— Begin The records —

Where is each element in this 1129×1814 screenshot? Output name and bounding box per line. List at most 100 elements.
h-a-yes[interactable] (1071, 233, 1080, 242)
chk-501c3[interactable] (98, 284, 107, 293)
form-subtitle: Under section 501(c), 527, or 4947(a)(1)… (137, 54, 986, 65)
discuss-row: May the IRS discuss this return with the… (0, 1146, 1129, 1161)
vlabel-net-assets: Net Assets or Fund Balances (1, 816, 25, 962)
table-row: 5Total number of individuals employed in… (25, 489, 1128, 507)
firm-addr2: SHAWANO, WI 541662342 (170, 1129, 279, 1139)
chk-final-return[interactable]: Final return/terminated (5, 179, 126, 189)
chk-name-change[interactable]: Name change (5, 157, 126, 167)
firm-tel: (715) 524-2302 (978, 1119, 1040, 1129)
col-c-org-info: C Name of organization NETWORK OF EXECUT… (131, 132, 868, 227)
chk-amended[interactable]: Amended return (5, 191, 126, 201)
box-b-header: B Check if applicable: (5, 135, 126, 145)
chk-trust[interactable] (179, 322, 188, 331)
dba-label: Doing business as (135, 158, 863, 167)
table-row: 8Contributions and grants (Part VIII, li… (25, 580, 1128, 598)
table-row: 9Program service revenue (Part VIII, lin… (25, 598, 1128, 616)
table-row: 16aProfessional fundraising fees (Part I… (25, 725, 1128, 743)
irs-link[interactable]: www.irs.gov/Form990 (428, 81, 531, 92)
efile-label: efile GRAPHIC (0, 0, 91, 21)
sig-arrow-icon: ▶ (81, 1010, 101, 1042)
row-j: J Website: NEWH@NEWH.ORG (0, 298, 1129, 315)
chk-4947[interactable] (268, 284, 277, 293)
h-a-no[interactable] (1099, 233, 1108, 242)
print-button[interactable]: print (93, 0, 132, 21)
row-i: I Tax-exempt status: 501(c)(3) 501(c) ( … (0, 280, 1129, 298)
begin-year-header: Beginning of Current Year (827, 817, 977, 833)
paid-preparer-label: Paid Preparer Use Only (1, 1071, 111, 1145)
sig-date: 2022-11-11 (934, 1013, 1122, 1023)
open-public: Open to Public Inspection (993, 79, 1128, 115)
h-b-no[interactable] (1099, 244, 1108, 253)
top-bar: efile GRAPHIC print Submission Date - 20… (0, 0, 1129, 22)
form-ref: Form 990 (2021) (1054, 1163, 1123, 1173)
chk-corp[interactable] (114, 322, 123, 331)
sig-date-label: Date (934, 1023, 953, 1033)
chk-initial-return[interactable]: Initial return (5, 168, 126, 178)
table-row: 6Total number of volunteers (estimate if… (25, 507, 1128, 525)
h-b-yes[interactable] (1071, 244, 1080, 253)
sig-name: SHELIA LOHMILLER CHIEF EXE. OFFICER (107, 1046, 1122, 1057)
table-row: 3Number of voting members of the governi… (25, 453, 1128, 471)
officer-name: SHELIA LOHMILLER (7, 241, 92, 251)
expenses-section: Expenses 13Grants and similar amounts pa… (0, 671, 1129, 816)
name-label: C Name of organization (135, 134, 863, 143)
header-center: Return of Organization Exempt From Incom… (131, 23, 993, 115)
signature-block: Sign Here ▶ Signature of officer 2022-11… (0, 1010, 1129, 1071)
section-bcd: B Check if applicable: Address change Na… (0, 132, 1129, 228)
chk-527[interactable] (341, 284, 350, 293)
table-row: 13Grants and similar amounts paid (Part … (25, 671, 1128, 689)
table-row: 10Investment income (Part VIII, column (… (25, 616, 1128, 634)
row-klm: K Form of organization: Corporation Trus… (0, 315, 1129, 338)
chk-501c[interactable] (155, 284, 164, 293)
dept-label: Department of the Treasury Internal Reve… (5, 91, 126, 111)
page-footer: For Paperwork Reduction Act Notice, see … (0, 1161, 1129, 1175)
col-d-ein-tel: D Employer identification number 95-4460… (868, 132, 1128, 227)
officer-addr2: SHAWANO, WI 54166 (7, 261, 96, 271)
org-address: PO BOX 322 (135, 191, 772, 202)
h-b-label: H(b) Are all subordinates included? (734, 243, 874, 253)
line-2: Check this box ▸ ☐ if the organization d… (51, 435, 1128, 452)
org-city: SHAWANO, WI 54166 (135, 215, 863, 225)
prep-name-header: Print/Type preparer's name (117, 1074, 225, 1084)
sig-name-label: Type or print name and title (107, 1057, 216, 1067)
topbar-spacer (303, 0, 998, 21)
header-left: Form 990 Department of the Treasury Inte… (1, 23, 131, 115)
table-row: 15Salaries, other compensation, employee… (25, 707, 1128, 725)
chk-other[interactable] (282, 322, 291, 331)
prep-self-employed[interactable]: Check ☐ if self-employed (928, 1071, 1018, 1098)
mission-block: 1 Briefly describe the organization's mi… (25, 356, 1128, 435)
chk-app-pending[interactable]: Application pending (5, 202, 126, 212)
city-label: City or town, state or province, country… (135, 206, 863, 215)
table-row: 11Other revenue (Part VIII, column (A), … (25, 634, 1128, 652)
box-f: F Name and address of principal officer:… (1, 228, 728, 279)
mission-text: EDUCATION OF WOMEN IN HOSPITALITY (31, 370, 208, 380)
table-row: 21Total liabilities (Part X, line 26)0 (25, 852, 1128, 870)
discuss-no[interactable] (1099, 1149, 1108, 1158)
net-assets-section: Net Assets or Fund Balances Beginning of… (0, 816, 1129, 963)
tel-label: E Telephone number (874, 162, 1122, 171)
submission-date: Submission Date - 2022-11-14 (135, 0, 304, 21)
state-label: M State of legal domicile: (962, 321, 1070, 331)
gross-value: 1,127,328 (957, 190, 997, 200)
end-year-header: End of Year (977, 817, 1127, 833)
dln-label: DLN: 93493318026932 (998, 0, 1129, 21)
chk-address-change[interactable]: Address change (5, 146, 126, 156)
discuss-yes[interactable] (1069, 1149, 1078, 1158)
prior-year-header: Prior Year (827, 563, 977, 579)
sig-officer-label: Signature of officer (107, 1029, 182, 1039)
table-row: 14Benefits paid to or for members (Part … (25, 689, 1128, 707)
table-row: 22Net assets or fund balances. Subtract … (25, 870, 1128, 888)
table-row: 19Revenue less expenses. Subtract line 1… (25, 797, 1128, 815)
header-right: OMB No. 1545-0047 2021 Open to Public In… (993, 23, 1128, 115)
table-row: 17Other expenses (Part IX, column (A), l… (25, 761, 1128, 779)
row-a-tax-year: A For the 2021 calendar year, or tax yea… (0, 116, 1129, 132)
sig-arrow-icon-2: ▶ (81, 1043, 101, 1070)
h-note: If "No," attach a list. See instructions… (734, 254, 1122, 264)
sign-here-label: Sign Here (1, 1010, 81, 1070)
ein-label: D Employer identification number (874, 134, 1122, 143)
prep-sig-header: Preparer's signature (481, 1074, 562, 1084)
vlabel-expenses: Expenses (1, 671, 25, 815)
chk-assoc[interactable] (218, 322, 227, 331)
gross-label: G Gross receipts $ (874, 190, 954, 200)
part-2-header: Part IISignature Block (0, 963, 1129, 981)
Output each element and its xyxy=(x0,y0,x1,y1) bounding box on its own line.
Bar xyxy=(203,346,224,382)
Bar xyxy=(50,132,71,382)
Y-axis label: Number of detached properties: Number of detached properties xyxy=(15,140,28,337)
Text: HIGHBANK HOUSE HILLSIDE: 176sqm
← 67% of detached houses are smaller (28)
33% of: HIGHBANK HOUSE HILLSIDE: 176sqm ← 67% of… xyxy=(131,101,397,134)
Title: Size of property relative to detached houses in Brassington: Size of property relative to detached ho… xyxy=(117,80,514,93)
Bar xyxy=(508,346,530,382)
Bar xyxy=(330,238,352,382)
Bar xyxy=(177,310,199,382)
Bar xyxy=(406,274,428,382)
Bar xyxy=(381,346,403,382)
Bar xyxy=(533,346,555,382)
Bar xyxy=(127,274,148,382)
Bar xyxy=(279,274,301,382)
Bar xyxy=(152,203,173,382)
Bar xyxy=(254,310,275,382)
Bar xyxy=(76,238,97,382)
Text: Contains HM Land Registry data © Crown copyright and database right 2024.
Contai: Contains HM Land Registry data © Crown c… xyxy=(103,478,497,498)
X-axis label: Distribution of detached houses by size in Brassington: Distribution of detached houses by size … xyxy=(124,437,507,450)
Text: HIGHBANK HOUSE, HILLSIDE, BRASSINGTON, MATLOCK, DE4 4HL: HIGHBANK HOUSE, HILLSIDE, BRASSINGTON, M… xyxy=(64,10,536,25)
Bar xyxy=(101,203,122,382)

— End The records —

[What the task requires] Rewrite the items from the first line through the line containing "form-subtitle: Under section", substituting "clickable" for every "interactable" and leaving all else unchanged.

[Complete answer]
Where is each element in this 1129×1814 screenshot? Output name and bounding box per line. List at most 100 elements.
h-a-yes[clickable] (1071, 233, 1080, 242)
chk-501c3[clickable] (98, 284, 107, 293)
form-subtitle: Under section 501(c), 527, or 4947(a)(1)… (137, 54, 986, 65)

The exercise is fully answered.